◆ GIVEN TASK ◆
Of all the lines here, how many include the string "عربي"? Answer with the number only.

◆ RECORDED DATA ◆
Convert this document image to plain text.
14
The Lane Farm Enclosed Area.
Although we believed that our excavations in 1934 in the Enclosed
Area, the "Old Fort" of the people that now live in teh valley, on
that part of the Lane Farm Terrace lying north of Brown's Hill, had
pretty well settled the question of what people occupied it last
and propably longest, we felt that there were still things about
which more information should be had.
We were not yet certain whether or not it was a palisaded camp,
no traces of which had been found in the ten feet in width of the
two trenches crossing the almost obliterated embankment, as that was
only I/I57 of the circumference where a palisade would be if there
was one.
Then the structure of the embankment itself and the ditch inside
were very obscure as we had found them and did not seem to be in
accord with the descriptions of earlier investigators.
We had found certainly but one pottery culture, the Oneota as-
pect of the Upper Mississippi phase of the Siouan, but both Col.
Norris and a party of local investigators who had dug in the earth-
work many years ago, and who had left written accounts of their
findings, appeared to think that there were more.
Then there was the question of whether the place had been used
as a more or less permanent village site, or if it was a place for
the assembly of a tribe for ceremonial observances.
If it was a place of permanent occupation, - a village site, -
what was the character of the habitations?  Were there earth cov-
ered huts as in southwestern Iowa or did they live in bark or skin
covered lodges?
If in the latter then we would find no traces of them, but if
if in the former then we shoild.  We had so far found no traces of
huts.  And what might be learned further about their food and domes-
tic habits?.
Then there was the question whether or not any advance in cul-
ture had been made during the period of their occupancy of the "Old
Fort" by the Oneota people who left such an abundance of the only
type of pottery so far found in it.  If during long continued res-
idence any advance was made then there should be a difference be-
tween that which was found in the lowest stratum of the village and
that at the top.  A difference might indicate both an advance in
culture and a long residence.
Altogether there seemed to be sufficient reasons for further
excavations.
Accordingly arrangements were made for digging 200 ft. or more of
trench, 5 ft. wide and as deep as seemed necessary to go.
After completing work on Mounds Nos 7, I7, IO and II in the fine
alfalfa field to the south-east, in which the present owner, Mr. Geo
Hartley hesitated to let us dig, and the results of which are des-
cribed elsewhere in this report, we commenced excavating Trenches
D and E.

---

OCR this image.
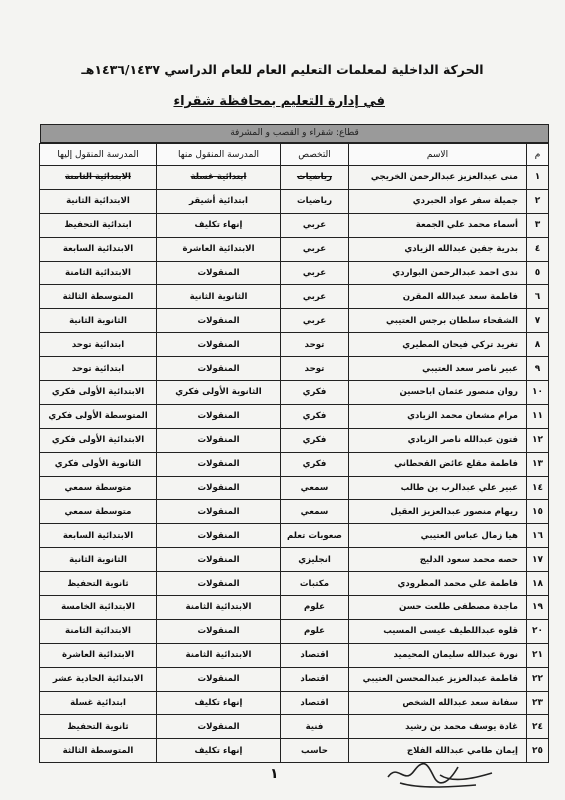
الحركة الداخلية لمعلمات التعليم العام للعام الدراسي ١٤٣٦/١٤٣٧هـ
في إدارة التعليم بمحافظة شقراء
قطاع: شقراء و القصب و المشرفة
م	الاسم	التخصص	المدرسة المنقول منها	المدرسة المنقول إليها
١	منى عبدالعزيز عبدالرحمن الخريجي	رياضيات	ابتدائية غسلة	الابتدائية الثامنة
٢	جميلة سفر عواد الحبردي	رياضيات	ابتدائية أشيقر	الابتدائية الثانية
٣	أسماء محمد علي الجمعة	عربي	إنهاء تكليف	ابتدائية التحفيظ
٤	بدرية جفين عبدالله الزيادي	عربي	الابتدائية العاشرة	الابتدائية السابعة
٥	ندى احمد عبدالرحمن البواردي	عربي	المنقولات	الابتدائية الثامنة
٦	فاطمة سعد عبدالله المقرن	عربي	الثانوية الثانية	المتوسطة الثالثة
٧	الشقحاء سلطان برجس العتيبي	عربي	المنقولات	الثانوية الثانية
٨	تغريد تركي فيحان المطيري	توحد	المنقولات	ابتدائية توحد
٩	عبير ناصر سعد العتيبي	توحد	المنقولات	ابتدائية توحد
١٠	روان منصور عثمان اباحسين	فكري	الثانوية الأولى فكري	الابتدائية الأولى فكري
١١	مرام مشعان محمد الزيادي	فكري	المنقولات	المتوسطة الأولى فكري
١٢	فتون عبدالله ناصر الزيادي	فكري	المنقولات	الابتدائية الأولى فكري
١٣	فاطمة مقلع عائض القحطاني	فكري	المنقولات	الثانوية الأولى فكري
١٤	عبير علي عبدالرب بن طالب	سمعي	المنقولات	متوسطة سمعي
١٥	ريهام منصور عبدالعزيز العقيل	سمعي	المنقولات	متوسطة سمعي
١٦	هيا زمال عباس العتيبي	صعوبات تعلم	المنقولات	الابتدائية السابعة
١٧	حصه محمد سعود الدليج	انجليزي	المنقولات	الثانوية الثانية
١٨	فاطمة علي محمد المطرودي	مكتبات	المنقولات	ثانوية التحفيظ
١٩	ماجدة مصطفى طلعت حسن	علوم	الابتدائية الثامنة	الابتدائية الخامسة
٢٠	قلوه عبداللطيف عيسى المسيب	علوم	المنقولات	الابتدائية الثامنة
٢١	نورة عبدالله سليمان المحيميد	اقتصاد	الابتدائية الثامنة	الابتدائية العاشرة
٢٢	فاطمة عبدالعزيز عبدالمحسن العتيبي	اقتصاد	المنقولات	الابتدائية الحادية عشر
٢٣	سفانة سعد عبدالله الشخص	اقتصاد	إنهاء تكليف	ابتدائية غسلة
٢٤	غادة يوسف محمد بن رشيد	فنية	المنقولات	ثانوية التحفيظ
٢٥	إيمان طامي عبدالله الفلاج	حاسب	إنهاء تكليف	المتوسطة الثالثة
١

==

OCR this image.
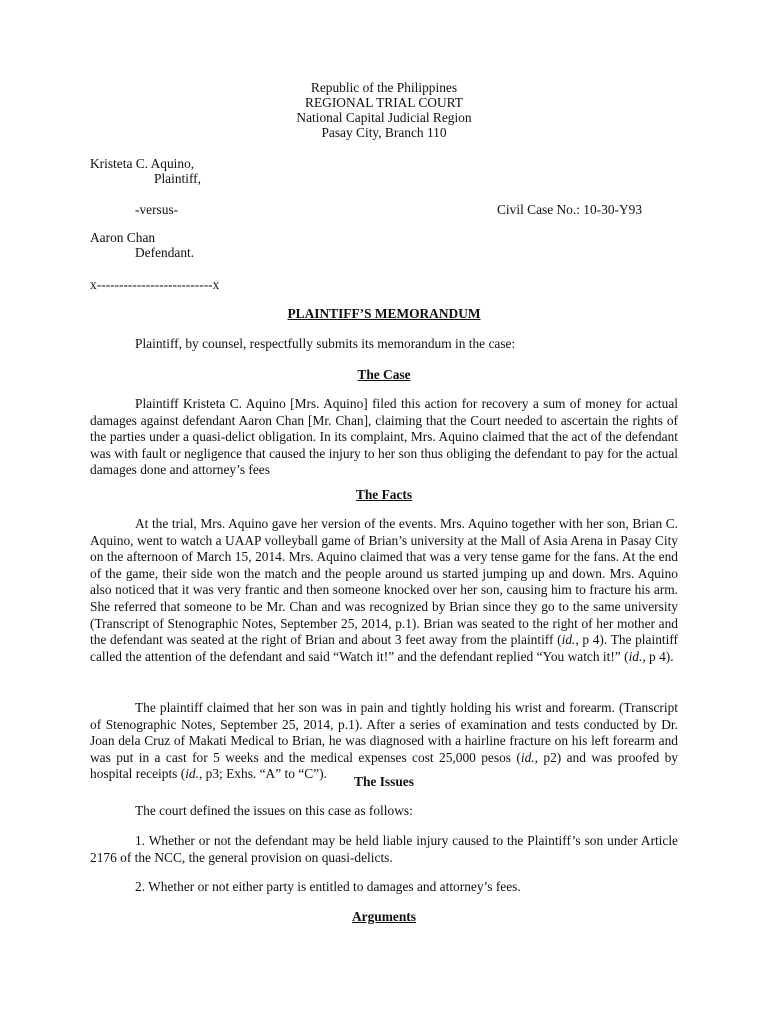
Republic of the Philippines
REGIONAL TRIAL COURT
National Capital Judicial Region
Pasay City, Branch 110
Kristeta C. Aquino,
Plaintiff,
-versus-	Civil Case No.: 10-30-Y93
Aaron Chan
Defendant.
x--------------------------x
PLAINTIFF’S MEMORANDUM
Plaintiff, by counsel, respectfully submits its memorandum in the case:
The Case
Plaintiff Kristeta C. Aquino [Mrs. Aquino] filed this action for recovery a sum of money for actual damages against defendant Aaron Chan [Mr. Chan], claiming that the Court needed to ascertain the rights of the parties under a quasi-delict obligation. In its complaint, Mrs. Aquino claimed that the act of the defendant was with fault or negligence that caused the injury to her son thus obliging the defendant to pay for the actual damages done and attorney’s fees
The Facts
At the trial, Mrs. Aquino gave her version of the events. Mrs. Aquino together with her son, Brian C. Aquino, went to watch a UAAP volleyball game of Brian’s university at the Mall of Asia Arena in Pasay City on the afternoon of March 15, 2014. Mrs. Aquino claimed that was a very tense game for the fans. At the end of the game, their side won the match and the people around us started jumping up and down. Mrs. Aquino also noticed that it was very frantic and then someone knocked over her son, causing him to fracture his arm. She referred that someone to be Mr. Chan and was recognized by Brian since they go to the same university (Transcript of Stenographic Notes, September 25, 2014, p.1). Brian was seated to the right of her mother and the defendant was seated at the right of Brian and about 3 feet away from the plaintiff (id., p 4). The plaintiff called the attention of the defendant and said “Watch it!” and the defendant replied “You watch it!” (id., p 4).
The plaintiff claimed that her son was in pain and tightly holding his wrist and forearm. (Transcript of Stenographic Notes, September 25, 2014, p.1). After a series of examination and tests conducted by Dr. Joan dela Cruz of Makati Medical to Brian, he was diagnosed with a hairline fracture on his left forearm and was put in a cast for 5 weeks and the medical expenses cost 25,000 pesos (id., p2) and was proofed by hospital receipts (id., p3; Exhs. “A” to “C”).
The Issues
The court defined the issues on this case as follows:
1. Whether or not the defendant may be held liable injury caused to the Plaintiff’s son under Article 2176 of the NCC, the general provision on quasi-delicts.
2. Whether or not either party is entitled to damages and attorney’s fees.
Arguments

◆ TASK OUTPUT ◆
5